Using the records that follow, copy every line containing the word "folder".

— Start Excerpted records —

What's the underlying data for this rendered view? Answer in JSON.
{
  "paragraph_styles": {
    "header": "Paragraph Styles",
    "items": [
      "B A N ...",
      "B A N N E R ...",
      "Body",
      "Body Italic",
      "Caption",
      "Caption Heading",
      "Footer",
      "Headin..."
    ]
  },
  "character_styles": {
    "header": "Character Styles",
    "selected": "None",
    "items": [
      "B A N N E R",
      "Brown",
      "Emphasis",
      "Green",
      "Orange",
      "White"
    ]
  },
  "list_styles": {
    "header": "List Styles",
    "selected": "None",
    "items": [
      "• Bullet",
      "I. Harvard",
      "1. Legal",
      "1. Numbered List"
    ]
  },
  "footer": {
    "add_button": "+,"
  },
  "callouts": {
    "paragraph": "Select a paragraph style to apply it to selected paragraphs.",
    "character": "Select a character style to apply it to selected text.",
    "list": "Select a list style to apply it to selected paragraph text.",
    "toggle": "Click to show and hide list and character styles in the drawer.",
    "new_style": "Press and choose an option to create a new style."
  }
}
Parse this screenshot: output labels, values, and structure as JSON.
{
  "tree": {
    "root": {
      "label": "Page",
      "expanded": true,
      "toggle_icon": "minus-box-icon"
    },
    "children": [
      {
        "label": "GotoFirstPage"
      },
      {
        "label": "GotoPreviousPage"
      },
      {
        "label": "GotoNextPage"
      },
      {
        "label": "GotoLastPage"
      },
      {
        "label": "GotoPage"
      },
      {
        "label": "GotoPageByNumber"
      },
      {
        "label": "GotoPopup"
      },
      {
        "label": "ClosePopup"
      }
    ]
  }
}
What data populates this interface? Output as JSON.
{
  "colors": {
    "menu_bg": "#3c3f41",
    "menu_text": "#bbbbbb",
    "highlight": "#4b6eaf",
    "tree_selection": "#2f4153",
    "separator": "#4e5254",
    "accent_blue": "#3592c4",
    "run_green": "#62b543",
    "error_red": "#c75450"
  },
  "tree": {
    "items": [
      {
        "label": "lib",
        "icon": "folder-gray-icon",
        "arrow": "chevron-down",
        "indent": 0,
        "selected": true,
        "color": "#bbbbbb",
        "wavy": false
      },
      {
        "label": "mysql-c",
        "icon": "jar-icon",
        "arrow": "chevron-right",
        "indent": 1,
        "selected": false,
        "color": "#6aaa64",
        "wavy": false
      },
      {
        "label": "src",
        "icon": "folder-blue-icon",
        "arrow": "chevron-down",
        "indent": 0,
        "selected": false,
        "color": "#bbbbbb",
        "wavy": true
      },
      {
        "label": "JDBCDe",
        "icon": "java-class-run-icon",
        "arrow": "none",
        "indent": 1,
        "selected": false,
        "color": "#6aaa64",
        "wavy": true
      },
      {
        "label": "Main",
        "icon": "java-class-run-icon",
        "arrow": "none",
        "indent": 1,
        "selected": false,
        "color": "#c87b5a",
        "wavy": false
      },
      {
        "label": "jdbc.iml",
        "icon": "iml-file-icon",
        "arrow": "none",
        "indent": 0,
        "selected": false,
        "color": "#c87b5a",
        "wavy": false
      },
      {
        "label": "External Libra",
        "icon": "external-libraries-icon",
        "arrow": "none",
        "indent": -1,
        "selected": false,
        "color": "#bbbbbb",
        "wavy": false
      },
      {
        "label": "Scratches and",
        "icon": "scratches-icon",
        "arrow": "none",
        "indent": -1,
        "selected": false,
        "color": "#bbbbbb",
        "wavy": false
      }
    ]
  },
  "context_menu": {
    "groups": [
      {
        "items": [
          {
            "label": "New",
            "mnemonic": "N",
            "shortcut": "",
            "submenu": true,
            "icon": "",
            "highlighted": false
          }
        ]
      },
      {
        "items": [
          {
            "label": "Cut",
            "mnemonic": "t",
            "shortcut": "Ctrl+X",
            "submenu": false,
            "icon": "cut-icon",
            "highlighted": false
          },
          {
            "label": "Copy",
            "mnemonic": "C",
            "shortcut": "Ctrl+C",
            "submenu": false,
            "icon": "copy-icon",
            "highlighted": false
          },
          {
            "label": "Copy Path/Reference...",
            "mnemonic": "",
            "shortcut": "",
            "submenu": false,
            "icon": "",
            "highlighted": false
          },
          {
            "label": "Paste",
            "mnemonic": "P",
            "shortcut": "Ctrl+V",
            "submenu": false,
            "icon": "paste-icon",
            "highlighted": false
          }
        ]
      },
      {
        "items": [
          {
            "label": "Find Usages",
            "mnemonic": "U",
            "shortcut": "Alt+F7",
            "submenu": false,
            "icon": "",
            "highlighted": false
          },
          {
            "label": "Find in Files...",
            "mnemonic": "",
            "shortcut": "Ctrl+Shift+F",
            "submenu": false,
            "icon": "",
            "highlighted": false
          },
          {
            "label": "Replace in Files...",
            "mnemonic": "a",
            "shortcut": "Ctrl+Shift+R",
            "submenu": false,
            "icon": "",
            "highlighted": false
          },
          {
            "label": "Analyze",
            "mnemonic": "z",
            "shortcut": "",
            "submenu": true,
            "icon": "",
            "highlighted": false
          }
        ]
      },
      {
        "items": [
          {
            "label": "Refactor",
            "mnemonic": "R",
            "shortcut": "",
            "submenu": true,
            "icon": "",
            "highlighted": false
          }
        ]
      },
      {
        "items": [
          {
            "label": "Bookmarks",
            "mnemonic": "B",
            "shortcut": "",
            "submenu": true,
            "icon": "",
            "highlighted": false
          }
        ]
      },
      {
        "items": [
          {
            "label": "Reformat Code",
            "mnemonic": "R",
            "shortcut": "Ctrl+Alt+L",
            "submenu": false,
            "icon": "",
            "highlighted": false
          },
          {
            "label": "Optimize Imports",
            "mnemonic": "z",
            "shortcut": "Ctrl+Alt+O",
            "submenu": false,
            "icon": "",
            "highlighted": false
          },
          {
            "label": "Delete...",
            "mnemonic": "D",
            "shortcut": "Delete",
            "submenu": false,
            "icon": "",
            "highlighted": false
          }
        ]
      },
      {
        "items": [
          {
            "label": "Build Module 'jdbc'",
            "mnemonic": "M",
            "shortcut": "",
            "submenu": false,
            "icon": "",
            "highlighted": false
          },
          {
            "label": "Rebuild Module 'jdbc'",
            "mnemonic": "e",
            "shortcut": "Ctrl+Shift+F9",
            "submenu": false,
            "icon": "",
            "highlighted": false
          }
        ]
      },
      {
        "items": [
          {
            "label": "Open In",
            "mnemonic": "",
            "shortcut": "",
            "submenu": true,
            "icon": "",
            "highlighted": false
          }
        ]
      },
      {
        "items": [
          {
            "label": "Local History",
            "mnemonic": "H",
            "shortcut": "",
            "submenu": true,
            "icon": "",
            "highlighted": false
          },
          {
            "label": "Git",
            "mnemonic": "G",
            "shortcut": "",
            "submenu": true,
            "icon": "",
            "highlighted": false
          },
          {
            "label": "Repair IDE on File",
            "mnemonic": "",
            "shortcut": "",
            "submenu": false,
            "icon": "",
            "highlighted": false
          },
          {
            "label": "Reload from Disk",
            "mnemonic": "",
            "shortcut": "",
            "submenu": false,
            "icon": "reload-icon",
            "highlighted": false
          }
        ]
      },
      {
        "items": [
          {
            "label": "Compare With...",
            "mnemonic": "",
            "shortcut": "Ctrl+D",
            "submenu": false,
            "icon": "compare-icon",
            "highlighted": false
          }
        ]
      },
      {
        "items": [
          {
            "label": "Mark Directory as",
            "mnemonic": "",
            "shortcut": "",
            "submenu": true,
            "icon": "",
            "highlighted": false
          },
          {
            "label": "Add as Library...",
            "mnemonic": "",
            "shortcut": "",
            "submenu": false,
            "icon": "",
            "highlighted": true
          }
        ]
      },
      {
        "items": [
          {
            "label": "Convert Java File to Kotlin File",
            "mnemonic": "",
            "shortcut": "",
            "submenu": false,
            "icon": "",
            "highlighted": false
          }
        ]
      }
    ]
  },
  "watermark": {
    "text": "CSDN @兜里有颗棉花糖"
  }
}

— End Excerpted records —

Right answer –
        "icon": "folder-gray-icon",
        "icon": "folder-blue-icon",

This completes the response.